Task description: Omit all images, then return the remaining material exactly as it stands.
━━━━━━━━━━━━━━━━
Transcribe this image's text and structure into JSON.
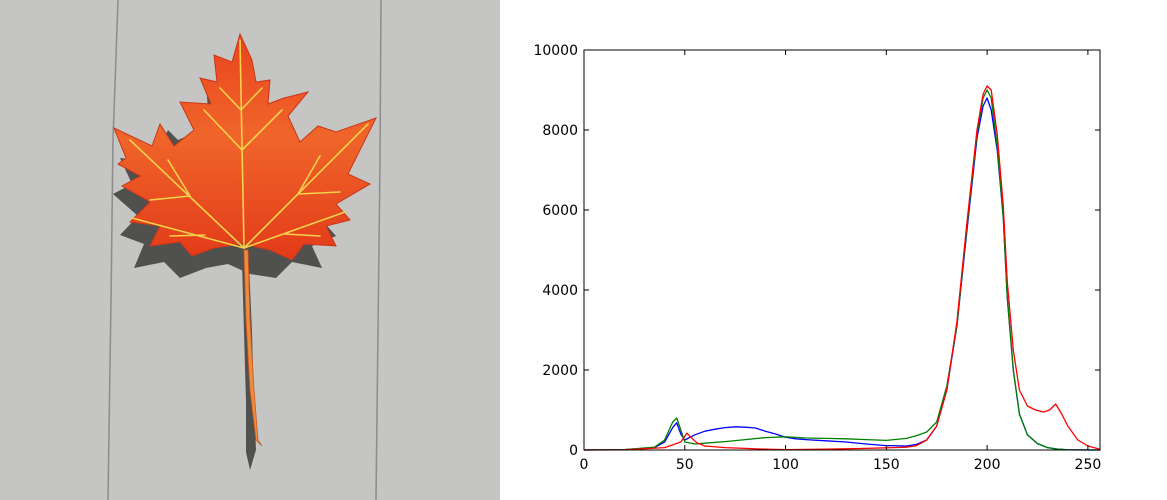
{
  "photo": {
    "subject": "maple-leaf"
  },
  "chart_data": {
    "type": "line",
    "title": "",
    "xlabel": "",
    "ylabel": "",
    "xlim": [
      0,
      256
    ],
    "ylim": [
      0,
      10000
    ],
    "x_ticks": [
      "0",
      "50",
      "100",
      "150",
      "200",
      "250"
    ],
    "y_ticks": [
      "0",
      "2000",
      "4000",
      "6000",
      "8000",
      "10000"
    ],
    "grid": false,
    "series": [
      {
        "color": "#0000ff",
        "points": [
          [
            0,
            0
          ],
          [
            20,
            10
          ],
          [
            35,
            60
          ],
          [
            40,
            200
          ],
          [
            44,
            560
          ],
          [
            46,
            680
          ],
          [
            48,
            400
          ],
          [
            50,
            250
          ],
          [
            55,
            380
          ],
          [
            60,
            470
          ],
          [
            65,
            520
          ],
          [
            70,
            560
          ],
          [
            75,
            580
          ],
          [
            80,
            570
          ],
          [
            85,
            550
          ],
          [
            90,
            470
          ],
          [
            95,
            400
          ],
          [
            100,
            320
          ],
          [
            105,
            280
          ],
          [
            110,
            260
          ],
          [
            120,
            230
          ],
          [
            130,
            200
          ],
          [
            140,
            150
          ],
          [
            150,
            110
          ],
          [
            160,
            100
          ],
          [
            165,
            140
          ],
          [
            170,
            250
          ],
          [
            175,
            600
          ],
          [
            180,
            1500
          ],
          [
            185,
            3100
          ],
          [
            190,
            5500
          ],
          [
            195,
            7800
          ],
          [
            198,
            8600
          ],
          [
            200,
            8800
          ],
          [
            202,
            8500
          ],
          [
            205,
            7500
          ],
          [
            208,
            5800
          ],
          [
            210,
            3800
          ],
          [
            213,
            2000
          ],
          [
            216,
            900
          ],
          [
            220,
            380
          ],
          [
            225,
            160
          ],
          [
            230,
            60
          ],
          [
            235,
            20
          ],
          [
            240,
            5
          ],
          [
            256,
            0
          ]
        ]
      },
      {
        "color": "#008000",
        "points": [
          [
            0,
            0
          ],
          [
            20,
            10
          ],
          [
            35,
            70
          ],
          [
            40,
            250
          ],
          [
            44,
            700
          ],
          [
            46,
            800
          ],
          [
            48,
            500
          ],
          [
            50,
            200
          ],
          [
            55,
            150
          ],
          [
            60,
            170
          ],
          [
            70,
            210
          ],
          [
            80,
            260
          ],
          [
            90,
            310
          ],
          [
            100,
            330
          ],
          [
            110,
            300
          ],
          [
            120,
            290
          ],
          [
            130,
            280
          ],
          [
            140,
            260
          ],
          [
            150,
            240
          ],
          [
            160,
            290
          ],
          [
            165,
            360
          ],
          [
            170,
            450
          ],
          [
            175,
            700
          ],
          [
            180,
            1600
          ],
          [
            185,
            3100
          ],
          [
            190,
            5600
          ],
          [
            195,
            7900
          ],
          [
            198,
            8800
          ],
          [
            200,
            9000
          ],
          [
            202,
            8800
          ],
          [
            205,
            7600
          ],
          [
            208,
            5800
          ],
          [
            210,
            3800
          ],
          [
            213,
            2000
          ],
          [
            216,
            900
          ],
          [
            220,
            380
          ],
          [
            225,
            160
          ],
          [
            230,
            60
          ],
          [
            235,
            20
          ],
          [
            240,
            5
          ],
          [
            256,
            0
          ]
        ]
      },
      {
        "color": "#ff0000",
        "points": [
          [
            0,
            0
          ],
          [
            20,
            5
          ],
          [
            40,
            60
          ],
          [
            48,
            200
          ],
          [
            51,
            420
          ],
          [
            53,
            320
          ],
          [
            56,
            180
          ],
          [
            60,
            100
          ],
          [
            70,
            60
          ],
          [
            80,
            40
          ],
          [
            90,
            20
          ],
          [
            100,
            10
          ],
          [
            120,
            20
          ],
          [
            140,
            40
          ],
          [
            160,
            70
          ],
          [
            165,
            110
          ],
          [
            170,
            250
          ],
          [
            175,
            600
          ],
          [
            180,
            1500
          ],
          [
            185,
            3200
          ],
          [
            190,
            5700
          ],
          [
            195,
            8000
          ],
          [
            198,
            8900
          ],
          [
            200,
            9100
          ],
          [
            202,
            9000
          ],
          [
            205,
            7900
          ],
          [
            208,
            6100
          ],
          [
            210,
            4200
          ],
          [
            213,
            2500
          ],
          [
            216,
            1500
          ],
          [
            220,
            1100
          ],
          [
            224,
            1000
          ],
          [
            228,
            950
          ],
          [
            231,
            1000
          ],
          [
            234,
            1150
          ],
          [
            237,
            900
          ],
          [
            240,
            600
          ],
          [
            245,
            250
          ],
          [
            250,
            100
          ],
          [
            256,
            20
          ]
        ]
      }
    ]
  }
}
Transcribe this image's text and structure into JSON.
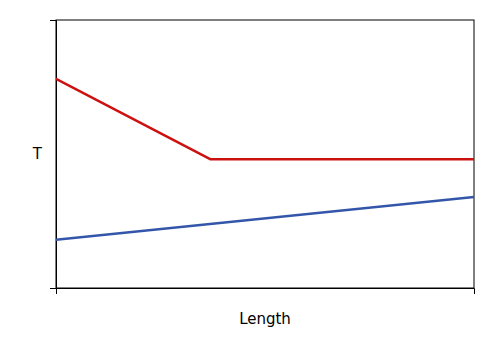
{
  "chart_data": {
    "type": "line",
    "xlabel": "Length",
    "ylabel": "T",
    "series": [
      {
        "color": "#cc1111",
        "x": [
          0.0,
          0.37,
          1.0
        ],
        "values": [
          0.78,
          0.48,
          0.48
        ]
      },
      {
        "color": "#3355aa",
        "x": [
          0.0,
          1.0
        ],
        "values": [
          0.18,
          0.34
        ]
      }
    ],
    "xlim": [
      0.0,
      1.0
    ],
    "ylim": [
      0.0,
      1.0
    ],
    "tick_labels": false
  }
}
━━━━━━━━━━━━━━━━
Problem solution:
Transcribe this image's text and structure into JSON.
{
  "photo": {
    "subject": "maple-leaf"
  },
  "chart_data": {
    "type": "line",
    "title": "",
    "xlabel": "",
    "ylabel": "",
    "xlim": [
      0,
      256
    ],
    "ylim": [
      0,
      10000
    ],
    "x_ticks": [
      "0",
      "50",
      "100",
      "150",
      "200",
      "250"
    ],
    "y_ticks": [
      "0",
      "2000",
      "4000",
      "6000",
      "8000",
      "10000"
    ],
    "grid": false,
    "series": [
      {
        "color": "#0000ff",
        "points": [
          [
            0,
            0
          ],
          [
            20,
            10
          ],
          [
            35,
            60
          ],
          [
            40,
            200
          ],
          [
            44,
            560
          ],
          [
            46,
            680
          ],
          [
            48,
            400
          ],
          [
            50,
            250
          ],
          [
            55,
            380
          ],
          [
            60,
            470
          ],
          [
            65,
            520
          ],
          [
            70,
            560
          ],
          [
            75,
            580
          ],
          [
            80,
            570
          ],
          [
            85,
            550
          ],
          [
            90,
            470
          ],
          [
            95,
            400
          ],
          [
            100,
            320
          ],
          [
            105,
            280
          ],
          [
            110,
            260
          ],
          [
            120,
            230
          ],
          [
            130,
            200
          ],
          [
            140,
            150
          ],
          [
            150,
            110
          ],
          [
            160,
            100
          ],
          [
            165,
            140
          ],
          [
            170,
            250
          ],
          [
            175,
            600
          ],
          [
            180,
            1500
          ],
          [
            185,
            3100
          ],
          [
            190,
            5500
          ],
          [
            195,
            7800
          ],
          [
            198,
            8600
          ],
          [
            200,
            8800
          ],
          [
            202,
            8500
          ],
          [
            205,
            7500
          ],
          [
            208,
            5800
          ],
          [
            210,
            3800
          ],
          [
            213,
            2000
          ],
          [
            216,
            900
          ],
          [
            220,
            380
          ],
          [
            225,
            160
          ],
          [
            230,
            60
          ],
          [
            235,
            20
          ],
          [
            240,
            5
          ],
          [
            256,
            0
          ]
        ]
      },
      {
        "color": "#008000",
        "points": [
          [
            0,
            0
          ],
          [
            20,
            10
          ],
          [
            35,
            70
          ],
          [
            40,
            250
          ],
          [
            44,
            700
          ],
          [
            46,
            800
          ],
          [
            48,
            500
          ],
          [
            50,
            200
          ],
          [
            55,
            150
          ],
          [
            60,
            170
          ],
          [
            70,
            210
          ],
          [
            80,
            260
          ],
          [
            90,
            310
          ],
          [
            100,
            330
          ],
          [
            110,
            300
          ],
          [
            120,
            290
          ],
          [
            130,
            280
          ],
          [
            140,
            260
          ],
          [
            150,
            240
          ],
          [
            160,
            290
          ],
          [
            165,
            360
          ],
          [
            170,
            450
          ],
          [
            175,
            700
          ],
          [
            180,
            1600
          ],
          [
            185,
            3100
          ],
          [
            190,
            5600
          ],
          [
            195,
            7900
          ],
          [
            198,
            8800
          ],
          [
            200,
            9000
          ],
          [
            202,
            8800
          ],
          [
            205,
            7600
          ],
          [
            208,
            5800
          ],
          [
            210,
            3800
          ],
          [
            213,
            2000
          ],
          [
            216,
            900
          ],
          [
            220,
            380
          ],
          [
            225,
            160
          ],
          [
            230,
            60
          ],
          [
            235,
            20
          ],
          [
            240,
            5
          ],
          [
            256,
            0
          ]
        ]
      },
      {
        "color": "#ff0000",
        "points": [
          [
            0,
            0
          ],
          [
            20,
            5
          ],
          [
            40,
            60
          ],
          [
            48,
            200
          ],
          [
            51,
            420
          ],
          [
            53,
            320
          ],
          [
            56,
            180
          ],
          [
            60,
            100
          ],
          [
            70,
            60
          ],
          [
            80,
            40
          ],
          [
            90,
            20
          ],
          [
            100,
            10
          ],
          [
            120,
            20
          ],
          [
            140,
            40
          ],
          [
            160,
            70
          ],
          [
            165,
            110
          ],
          [
            170,
            250
          ],
          [
            175,
            600
          ],
          [
            180,
            1500
          ],
          [
            185,
            3200
          ],
          [
            190,
            5700
          ],
          [
            195,
            8000
          ],
          [
            198,
            8900
          ],
          [
            200,
            9100
          ],
          [
            202,
            9000
          ],
          [
            205,
            7900
          ],
          [
            208,
            6100
          ],
          [
            210,
            4200
          ],
          [
            213,
            2500
          ],
          [
            216,
            1500
          ],
          [
            220,
            1100
          ],
          [
            224,
            1000
          ],
          [
            228,
            950
          ],
          [
            231,
            1000
          ],
          [
            234,
            1150
          ],
          [
            237,
            900
          ],
          [
            240,
            600
          ],
          [
            245,
            250
          ],
          [
            250,
            100
          ],
          [
            256,
            20
          ]
        ]
      }
    ]
  }
}
Transcribe this image's text and structure into JSON.
{
  "chart_data": {
    "type": "line",
    "xlabel": "Length",
    "ylabel": "T",
    "series": [
      {
        "color": "#cc1111",
        "x": [
          0.0,
          0.37,
          1.0
        ],
        "values": [
          0.78,
          0.48,
          0.48
        ]
      },
      {
        "color": "#3355aa",
        "x": [
          0.0,
          1.0
        ],
        "values": [
          0.18,
          0.34
        ]
      }
    ],
    "xlim": [
      0.0,
      1.0
    ],
    "ylim": [
      0.0,
      1.0
    ],
    "tick_labels": false
  }
}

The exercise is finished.